--- Task details ---
Read through the data and report every line in which the word "does" occurs.

--------

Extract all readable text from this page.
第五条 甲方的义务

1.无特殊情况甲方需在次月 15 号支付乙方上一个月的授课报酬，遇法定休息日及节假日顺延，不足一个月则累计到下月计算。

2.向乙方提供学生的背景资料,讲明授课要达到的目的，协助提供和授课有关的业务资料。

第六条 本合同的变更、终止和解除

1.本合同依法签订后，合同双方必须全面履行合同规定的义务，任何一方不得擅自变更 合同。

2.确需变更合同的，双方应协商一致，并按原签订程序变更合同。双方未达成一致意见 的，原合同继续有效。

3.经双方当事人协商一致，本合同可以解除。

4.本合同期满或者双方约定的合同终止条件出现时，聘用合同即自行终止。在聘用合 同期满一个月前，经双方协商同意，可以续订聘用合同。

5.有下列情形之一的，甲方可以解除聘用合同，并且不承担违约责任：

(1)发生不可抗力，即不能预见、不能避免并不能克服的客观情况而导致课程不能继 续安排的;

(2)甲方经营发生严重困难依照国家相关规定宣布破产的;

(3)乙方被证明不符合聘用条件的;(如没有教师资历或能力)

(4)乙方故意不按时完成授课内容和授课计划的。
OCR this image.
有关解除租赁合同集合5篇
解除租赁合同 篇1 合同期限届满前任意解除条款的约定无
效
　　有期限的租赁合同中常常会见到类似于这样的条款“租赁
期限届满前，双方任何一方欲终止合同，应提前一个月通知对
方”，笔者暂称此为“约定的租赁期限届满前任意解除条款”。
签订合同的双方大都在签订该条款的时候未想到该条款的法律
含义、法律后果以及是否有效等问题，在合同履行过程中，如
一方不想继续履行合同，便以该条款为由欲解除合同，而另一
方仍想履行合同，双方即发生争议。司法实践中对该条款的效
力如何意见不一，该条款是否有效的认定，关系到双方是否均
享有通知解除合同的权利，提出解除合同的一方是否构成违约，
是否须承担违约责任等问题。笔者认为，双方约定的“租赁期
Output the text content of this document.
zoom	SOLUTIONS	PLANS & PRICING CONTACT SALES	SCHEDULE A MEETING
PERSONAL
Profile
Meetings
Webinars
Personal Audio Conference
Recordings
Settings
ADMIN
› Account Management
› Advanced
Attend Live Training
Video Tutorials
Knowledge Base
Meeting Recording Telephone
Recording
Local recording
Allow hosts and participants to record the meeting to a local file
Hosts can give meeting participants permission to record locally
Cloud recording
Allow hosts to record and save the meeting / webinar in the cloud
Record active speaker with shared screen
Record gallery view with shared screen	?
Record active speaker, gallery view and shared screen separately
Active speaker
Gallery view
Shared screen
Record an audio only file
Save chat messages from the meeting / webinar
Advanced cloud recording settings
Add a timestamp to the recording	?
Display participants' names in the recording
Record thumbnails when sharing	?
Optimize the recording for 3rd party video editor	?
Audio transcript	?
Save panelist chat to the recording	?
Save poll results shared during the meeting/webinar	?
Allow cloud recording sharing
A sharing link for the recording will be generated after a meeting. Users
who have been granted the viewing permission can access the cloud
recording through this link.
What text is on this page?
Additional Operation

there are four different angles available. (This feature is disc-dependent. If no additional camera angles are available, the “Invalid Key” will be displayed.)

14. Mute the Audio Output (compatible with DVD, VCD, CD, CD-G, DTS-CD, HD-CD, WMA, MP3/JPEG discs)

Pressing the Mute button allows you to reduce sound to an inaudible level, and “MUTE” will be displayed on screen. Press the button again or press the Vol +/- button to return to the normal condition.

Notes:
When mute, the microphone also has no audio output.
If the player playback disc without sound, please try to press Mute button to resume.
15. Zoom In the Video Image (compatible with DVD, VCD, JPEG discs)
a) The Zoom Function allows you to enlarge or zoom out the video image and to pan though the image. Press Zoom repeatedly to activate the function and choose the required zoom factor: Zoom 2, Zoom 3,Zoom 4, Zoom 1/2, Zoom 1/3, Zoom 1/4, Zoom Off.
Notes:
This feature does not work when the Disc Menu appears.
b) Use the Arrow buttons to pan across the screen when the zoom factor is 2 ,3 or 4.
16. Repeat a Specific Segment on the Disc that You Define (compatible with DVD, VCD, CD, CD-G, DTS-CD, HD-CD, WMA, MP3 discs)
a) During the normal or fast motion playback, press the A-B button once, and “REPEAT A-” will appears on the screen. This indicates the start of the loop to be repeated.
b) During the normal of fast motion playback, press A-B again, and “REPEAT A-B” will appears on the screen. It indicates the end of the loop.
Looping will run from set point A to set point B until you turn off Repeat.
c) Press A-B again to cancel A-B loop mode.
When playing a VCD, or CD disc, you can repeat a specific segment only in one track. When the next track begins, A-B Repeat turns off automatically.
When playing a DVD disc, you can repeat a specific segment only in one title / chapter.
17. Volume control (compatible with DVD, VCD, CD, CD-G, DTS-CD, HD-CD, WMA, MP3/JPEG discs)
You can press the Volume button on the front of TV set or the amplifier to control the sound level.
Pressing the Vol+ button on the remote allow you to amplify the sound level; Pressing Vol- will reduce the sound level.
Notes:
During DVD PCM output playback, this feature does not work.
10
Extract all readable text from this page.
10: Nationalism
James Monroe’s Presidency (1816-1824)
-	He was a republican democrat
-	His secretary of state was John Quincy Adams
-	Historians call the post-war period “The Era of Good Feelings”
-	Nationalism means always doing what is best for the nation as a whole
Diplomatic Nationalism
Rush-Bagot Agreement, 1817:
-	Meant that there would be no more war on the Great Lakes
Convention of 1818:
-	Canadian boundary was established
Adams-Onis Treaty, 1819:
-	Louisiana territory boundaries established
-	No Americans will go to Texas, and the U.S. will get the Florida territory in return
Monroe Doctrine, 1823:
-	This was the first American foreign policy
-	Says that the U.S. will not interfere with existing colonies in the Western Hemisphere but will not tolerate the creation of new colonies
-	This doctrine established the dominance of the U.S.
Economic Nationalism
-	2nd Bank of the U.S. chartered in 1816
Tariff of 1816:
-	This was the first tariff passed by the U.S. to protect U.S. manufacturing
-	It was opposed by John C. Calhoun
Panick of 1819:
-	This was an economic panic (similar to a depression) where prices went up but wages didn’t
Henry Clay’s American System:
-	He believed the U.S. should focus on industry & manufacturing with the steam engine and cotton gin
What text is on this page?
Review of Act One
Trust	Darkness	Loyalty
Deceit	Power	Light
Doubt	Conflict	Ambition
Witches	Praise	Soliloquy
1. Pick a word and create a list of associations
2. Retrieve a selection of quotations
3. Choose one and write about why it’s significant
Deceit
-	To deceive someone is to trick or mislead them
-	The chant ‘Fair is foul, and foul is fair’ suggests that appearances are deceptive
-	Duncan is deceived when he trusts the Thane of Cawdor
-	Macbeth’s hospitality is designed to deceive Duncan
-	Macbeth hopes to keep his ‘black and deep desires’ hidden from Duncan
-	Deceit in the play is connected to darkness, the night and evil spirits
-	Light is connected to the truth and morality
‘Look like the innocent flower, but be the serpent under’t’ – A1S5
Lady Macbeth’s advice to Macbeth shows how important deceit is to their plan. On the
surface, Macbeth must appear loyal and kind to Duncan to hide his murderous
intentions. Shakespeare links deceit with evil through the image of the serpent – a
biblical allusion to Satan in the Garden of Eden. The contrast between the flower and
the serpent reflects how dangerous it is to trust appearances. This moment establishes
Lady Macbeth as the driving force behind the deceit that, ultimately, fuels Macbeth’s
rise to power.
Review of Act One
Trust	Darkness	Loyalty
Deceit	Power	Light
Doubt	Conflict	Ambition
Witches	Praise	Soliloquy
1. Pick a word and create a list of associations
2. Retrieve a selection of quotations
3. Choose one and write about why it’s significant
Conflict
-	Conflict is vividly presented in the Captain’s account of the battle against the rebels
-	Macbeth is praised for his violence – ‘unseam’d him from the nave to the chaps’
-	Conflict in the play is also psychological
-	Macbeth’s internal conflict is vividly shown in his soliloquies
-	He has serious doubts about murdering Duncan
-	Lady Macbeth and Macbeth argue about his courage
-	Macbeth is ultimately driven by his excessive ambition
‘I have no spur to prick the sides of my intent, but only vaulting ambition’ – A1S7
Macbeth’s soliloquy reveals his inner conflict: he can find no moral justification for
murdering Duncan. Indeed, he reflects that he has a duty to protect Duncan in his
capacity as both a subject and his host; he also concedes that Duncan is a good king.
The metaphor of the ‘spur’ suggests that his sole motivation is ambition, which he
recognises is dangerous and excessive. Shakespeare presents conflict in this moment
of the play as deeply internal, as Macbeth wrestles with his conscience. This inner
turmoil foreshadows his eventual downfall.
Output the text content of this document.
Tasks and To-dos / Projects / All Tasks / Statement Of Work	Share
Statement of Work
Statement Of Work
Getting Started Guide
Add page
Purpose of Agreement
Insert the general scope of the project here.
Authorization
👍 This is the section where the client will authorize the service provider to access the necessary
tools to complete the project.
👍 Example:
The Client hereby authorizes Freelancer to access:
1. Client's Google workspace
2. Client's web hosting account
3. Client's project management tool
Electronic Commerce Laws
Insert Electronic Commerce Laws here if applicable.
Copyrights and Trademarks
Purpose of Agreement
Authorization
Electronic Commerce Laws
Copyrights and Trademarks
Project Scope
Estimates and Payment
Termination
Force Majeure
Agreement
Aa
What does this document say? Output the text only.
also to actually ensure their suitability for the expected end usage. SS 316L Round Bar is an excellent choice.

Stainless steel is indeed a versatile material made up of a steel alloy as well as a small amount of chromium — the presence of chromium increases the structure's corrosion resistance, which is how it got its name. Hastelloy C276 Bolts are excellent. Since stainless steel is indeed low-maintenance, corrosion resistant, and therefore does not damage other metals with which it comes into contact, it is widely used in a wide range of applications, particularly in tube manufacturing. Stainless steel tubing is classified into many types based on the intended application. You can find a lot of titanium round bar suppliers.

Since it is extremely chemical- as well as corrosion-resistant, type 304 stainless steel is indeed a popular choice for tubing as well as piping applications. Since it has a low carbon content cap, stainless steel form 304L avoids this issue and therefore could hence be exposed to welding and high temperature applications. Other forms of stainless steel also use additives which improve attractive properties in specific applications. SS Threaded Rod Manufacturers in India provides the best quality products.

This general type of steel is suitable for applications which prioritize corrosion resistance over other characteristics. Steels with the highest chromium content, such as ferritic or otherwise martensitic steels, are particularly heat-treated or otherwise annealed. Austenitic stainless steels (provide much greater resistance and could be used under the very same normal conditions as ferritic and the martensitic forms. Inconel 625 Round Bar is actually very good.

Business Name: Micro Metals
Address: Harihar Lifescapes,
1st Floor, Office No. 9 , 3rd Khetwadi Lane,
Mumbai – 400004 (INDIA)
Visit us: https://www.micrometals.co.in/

--------

--- Reply to the exercise ---
This feature does not work when the Disc Menu appears.
During DVD PCM output playback, this feature does not work.
What does this document say? Output the text only.
Stainless steel is indeed a versatile material made up of a steel alloy as well as a small amount of chromium — the presence of chromium increases the structure's corrosion resistance, which is how it got its name. Hastelloy C276 Bolts are excellent. Since stainless steel is indeed low-maintenance, corrosion resistant, and therefore does not damage other metals with which it comes into contact, it is widely used in a wide range of applications, particularly in tube manufacturing. Stainless steel tubing is classified into many types based on the intended application. You can find a lot of titanium round bar suppliers.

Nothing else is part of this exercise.